(Extracted records)
────────

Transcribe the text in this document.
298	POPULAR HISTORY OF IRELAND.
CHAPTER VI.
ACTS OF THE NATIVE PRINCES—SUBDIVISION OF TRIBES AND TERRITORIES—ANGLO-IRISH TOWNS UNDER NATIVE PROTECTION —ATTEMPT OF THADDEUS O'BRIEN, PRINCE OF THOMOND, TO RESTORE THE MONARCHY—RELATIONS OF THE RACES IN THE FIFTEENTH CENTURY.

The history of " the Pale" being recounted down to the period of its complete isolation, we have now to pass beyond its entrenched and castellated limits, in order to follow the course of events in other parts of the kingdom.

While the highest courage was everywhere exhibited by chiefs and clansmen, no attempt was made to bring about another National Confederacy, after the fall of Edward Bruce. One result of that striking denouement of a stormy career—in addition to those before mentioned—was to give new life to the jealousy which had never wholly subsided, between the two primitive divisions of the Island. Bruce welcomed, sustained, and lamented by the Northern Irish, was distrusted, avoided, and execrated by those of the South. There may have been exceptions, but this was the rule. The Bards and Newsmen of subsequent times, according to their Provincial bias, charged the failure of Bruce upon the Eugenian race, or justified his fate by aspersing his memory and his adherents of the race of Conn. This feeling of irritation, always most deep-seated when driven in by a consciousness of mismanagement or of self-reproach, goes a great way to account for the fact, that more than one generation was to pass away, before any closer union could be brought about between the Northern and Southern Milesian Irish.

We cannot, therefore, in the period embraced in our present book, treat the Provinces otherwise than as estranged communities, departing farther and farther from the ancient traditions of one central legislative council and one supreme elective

────────

* [Task statement] Every line of the listing that holds "this" should be found and copied.

* [In response]
Transcribe the text in this document.
While the highest courage was everywhere exhibited by chiefs and clansmen, no attempt was made to bring about another National Confederacy, after the fall of Edward Bruce. One result of that striking denouement of a stormy career—in addition to those before mentioned—was to give new life to the jealousy which had never wholly subsided, between the two primitive divisions of the Island. Bruce welcomed, sustained, and lamented by the Northern Irish, was distrusted, avoided, and execrated by those of the South. There may have been exceptions, but this was the rule. The Bards and Newsmen of subsequent times, according to their Provincial bias, charged the failure of Bruce upon the Eugenian race, or justified his fate by aspersing his memory and his adherents of the race of Conn. This feeling of irritation, always most deep-seated when driven in by a consciousness of mismanagement or of self-reproach, goes a great way to account for the fact, that more than one generation was to pass away, before any closer union could be brought about between the Northern and Southern Milesian Irish.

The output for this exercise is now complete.